* Begin *

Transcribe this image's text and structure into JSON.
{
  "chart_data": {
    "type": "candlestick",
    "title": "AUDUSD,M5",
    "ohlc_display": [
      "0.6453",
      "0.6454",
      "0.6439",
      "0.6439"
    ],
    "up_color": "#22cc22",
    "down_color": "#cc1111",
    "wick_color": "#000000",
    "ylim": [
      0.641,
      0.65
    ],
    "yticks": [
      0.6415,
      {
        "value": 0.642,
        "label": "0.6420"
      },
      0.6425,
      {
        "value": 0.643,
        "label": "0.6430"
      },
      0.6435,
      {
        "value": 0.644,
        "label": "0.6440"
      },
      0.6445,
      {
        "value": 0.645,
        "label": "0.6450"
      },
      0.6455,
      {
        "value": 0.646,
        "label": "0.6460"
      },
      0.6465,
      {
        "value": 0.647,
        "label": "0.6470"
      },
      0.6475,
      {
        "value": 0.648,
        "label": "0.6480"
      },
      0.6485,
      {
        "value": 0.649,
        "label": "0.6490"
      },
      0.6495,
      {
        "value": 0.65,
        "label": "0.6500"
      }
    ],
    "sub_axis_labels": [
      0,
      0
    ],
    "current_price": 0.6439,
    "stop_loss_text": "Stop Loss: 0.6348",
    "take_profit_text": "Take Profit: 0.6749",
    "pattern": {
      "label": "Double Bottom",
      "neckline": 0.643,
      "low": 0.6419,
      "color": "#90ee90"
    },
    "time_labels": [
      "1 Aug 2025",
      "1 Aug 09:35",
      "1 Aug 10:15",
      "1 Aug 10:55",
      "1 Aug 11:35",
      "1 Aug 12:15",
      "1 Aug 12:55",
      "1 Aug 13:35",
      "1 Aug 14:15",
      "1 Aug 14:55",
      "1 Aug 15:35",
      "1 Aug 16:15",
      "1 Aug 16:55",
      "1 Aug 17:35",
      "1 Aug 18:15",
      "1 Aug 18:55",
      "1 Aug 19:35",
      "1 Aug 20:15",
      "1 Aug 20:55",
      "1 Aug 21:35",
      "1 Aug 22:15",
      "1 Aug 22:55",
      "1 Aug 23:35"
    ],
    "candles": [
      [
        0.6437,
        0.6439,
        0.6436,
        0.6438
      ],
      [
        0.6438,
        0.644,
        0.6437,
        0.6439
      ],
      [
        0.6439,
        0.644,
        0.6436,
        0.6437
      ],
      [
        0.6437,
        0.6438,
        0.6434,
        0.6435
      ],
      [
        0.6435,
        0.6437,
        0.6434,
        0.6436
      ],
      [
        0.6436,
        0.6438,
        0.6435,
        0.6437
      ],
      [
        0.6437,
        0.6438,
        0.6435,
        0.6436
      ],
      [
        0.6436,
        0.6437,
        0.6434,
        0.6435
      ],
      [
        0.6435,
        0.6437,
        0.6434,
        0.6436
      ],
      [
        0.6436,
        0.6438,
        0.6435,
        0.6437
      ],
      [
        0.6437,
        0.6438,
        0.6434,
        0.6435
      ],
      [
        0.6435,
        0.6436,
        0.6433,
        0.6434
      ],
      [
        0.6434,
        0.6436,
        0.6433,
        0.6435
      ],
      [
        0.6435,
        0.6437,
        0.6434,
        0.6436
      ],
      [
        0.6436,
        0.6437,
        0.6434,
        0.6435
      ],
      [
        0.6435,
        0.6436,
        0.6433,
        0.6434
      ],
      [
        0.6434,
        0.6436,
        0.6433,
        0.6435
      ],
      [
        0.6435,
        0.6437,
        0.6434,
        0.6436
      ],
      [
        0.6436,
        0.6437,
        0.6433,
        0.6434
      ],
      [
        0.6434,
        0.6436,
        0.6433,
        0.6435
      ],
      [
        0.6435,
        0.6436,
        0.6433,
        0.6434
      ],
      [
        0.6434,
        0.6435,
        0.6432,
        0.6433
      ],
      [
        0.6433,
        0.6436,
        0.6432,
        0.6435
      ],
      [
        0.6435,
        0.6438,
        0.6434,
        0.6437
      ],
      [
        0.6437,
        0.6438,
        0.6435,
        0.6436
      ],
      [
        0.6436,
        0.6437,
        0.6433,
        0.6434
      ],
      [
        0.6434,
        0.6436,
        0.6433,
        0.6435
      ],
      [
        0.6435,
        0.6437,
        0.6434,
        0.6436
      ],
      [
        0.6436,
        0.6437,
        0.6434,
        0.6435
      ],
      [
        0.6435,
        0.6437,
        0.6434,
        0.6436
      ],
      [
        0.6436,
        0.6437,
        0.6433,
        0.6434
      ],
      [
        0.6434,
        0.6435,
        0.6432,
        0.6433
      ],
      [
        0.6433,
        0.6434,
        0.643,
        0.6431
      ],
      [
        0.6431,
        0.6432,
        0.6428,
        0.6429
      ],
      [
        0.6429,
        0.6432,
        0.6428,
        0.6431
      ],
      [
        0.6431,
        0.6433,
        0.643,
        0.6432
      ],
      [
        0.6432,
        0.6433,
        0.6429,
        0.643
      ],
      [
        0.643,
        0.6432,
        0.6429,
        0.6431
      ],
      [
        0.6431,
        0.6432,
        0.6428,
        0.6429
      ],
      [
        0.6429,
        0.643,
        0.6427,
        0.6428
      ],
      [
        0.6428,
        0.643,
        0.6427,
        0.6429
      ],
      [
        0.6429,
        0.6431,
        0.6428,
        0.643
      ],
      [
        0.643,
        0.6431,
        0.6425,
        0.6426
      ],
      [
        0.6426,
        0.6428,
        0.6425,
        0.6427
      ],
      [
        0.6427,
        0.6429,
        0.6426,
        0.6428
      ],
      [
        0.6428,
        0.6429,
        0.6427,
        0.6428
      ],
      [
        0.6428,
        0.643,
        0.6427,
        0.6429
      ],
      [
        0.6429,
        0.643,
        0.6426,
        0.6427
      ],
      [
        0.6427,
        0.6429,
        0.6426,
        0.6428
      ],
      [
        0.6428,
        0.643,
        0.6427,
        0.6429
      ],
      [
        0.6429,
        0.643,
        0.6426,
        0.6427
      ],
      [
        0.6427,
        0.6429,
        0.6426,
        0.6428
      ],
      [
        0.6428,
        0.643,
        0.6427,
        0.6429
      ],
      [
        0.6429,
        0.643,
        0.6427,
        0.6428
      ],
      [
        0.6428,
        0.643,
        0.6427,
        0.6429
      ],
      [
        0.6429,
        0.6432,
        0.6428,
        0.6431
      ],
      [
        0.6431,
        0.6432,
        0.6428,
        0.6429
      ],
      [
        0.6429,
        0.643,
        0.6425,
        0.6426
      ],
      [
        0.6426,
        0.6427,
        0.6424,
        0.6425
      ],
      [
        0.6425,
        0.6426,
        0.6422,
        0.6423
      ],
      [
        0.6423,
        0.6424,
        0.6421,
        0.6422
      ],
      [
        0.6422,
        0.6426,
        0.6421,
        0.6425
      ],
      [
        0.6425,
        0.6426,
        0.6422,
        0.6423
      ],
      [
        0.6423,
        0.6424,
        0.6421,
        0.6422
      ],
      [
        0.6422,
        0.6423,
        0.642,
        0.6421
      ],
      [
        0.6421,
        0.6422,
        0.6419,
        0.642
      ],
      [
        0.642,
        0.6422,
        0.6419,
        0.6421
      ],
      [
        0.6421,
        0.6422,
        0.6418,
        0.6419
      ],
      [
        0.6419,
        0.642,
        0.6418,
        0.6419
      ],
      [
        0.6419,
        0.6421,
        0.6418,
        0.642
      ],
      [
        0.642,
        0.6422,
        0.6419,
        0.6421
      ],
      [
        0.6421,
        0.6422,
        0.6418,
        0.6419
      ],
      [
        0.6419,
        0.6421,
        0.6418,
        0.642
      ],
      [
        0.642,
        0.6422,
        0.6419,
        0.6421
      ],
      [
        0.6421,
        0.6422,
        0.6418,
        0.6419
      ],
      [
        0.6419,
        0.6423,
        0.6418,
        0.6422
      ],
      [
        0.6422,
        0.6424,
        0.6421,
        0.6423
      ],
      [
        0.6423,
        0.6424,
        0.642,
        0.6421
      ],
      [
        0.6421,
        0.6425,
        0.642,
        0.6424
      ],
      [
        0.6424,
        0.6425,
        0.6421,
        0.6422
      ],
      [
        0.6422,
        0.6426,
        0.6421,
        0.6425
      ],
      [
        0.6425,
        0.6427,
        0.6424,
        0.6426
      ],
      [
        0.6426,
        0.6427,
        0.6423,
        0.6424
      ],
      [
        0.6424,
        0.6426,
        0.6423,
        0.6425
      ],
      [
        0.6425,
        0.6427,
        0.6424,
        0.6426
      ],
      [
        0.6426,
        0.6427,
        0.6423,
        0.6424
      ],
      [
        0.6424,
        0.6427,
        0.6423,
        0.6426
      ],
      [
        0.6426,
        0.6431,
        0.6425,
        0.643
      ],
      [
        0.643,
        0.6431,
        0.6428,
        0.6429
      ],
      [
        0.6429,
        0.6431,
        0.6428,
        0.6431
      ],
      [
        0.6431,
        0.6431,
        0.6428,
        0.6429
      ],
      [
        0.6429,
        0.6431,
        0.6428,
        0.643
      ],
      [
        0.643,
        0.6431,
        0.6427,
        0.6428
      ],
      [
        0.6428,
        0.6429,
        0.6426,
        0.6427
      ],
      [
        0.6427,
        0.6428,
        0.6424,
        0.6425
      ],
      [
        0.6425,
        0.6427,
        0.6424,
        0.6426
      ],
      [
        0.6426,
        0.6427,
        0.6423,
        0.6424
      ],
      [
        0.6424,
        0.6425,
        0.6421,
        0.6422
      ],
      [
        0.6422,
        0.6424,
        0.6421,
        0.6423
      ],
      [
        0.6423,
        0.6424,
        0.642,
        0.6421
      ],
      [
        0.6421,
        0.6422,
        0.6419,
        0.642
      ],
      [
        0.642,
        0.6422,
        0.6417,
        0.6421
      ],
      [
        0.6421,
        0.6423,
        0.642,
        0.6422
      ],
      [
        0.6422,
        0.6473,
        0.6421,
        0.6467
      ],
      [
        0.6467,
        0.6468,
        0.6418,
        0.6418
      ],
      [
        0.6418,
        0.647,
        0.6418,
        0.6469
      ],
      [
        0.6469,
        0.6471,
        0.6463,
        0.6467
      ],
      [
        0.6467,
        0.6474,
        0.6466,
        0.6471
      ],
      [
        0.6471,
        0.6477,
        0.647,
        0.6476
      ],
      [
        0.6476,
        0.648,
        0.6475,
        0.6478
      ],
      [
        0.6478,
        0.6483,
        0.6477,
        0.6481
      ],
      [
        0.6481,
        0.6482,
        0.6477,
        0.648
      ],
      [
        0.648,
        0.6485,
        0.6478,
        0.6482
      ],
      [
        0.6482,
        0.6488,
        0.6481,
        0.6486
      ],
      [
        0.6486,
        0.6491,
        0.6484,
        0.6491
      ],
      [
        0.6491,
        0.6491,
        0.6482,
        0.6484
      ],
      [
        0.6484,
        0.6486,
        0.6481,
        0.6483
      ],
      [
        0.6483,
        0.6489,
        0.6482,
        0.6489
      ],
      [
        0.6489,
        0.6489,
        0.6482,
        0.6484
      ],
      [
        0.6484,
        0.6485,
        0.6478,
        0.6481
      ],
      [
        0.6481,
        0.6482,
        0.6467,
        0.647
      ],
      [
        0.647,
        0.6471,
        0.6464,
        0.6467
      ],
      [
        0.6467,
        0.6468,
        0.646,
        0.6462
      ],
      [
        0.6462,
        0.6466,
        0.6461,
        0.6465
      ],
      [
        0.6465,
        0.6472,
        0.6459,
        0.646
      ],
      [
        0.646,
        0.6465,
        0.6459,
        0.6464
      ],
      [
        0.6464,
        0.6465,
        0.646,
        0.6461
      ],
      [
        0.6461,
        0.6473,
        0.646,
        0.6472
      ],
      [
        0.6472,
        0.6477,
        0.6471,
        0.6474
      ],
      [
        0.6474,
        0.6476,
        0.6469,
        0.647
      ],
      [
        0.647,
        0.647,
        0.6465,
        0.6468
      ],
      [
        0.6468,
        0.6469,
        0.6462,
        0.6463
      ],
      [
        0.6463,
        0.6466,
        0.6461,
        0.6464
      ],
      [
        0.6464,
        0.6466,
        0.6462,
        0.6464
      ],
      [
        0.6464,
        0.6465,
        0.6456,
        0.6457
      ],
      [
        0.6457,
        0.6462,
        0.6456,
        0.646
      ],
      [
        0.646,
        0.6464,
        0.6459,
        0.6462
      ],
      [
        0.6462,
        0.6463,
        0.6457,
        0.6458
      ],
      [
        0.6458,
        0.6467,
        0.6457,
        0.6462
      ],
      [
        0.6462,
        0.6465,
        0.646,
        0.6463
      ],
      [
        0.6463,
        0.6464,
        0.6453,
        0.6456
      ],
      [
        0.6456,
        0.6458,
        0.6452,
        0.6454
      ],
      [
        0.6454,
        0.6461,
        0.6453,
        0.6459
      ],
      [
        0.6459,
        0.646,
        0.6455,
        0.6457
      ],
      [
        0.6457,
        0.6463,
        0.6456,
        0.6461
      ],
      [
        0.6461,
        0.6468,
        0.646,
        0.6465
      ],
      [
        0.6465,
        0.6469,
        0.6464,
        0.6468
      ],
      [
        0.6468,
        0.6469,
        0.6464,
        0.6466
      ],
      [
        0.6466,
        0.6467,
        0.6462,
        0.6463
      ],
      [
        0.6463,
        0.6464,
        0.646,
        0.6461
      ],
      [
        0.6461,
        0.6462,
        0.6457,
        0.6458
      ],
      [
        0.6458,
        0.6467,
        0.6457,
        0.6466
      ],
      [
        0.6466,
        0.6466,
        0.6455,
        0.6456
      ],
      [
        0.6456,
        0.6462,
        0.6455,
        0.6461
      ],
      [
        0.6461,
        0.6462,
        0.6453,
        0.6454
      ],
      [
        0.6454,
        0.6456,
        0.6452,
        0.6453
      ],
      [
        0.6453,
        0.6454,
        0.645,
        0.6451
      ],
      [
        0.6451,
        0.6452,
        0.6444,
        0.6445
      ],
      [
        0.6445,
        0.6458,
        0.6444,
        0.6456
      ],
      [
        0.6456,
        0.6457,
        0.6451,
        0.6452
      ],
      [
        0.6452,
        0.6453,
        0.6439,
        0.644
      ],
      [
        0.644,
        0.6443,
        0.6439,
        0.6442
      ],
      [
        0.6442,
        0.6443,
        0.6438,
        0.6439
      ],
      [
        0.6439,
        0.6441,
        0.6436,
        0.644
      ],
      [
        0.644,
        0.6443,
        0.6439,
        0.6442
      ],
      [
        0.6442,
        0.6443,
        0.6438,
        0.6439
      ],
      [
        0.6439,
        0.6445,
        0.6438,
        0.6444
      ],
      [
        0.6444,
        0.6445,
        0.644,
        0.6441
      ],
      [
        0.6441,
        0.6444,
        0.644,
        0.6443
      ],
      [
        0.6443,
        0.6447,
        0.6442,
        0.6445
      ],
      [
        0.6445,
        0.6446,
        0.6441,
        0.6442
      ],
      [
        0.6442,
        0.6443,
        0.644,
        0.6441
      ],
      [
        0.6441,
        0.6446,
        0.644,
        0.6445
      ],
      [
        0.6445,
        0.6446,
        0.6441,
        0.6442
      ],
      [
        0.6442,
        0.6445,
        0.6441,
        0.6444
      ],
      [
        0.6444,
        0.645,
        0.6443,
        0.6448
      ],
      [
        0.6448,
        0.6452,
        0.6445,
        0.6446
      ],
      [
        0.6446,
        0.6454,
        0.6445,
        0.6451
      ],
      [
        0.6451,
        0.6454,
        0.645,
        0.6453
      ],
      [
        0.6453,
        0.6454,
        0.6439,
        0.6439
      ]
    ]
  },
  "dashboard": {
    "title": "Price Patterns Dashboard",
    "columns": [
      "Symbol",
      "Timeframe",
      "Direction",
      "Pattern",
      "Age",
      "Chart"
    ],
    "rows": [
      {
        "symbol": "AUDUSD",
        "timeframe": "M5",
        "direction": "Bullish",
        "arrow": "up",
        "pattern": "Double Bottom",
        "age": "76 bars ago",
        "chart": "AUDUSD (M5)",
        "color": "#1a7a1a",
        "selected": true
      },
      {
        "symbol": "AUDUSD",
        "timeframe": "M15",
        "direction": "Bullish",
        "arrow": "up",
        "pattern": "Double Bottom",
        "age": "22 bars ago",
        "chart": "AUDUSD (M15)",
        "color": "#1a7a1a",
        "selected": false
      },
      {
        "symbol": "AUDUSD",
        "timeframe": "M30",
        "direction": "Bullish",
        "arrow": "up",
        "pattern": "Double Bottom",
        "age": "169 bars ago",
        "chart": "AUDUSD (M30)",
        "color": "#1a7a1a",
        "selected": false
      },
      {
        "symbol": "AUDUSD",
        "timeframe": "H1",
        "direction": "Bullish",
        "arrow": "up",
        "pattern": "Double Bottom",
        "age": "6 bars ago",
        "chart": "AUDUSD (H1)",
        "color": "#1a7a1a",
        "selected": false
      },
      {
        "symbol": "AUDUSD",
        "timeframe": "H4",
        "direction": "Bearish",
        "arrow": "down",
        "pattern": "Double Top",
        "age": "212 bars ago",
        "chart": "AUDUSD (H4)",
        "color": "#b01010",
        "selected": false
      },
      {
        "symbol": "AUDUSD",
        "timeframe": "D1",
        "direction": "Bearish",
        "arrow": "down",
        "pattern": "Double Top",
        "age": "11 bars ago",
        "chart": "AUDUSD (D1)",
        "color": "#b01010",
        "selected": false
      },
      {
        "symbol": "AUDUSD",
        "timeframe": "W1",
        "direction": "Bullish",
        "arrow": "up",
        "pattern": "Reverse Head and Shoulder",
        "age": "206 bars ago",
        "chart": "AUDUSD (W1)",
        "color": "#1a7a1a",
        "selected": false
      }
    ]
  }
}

* End *

#### INSTRUCTIONS FOR THE TASK:
Find every line in the records above that holds the word "title", and copy each one.

#### THE COMPLETED TASK:
    "title": "AUDUSD,M5",
    "title": "Price Patterns Dashboard",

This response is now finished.